** EXERCISE TASK **
Filter this data down to the lines that hold "name", and copy them.

** Stored items **
........
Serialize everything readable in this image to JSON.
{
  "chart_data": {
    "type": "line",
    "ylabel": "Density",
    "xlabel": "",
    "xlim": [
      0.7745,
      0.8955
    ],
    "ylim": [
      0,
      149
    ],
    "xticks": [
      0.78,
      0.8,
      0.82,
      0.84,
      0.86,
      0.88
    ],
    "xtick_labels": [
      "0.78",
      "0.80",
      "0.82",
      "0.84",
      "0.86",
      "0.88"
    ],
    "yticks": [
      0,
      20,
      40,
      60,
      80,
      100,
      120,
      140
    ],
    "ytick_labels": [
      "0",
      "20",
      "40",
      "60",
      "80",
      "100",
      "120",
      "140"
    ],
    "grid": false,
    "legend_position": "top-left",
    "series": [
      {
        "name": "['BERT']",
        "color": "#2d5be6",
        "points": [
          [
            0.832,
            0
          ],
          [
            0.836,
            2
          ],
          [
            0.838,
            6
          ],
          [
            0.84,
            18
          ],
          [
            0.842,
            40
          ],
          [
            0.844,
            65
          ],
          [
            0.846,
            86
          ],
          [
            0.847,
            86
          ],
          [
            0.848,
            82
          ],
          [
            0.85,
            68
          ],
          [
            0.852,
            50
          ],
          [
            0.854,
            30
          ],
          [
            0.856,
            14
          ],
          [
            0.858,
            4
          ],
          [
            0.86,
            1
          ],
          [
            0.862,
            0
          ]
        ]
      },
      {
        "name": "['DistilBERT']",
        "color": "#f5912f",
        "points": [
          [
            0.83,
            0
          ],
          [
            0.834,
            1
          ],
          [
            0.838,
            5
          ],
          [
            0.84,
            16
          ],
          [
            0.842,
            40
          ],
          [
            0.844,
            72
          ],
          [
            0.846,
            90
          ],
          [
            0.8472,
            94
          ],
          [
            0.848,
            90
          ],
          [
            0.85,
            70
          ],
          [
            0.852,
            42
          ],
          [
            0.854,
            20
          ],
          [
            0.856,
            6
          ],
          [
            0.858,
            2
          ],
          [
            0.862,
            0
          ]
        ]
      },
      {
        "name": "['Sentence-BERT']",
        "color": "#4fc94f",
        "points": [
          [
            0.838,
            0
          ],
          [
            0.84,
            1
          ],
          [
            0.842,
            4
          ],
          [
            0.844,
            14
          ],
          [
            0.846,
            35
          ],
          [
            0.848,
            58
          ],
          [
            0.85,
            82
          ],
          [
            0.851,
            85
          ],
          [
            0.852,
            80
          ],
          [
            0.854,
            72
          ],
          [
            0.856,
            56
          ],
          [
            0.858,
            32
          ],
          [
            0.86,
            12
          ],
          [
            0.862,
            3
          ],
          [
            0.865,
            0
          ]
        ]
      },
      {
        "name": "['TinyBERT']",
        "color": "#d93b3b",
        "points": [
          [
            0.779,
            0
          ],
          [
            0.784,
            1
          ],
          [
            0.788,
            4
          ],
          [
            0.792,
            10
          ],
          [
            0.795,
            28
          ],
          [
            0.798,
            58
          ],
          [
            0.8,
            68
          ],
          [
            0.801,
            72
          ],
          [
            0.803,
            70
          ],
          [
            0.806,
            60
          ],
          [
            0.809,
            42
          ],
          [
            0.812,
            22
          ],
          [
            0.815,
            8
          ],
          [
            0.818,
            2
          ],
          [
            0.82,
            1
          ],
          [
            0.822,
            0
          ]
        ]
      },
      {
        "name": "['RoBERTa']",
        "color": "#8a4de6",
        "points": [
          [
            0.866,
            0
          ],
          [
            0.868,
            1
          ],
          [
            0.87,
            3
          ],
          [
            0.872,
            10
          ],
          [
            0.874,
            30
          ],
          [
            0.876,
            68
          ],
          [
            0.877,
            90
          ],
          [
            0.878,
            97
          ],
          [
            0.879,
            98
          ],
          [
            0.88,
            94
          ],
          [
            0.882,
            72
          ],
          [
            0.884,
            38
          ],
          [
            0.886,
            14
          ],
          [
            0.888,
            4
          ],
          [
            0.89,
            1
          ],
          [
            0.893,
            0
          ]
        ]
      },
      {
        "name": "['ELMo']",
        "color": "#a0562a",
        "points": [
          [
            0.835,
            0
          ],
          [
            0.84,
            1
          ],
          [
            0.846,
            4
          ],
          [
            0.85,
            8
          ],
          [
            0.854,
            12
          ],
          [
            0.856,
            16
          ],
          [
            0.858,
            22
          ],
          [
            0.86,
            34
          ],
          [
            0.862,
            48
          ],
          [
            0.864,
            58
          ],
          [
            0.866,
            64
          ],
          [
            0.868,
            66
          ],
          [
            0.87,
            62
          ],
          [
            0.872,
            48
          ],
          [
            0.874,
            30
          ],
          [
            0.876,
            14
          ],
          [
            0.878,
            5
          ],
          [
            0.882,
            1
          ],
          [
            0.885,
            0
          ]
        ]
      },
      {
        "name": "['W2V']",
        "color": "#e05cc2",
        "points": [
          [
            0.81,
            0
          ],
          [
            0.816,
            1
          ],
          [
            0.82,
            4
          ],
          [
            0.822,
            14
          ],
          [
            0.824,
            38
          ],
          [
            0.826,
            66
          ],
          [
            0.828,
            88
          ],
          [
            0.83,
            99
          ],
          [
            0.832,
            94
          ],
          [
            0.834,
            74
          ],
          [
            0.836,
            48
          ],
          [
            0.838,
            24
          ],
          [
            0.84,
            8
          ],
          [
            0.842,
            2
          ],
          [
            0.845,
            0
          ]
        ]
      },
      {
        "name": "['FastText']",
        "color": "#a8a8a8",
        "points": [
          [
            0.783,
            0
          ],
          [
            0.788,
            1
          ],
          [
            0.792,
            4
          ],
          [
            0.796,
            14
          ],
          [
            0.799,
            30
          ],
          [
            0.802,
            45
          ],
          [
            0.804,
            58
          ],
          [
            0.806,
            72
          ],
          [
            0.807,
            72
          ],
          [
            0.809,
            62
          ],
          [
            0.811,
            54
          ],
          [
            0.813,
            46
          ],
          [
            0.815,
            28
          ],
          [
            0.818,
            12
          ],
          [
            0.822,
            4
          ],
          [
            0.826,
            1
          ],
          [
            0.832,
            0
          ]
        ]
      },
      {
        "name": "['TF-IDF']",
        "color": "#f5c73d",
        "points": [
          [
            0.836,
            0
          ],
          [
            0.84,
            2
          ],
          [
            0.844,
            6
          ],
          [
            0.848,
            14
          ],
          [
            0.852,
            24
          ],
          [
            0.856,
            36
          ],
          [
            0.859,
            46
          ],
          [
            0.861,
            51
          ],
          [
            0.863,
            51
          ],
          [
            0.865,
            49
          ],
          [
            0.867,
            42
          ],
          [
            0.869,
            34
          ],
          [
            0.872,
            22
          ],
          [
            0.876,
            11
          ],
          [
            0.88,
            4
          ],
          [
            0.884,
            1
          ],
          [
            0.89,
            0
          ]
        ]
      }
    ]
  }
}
........
** FULL OUTPUT **
        "name": "['BERT']",
        "name": "['DistilBERT']",
        "name": "['Sentence-BERT']",
        "name": "['TinyBERT']",
        "name": "['RoBERTa']",
        "name": "['ELMo']",
        "name": "['W2V']",
        "name": "['FastText']",
        "name": "['TF-IDF']",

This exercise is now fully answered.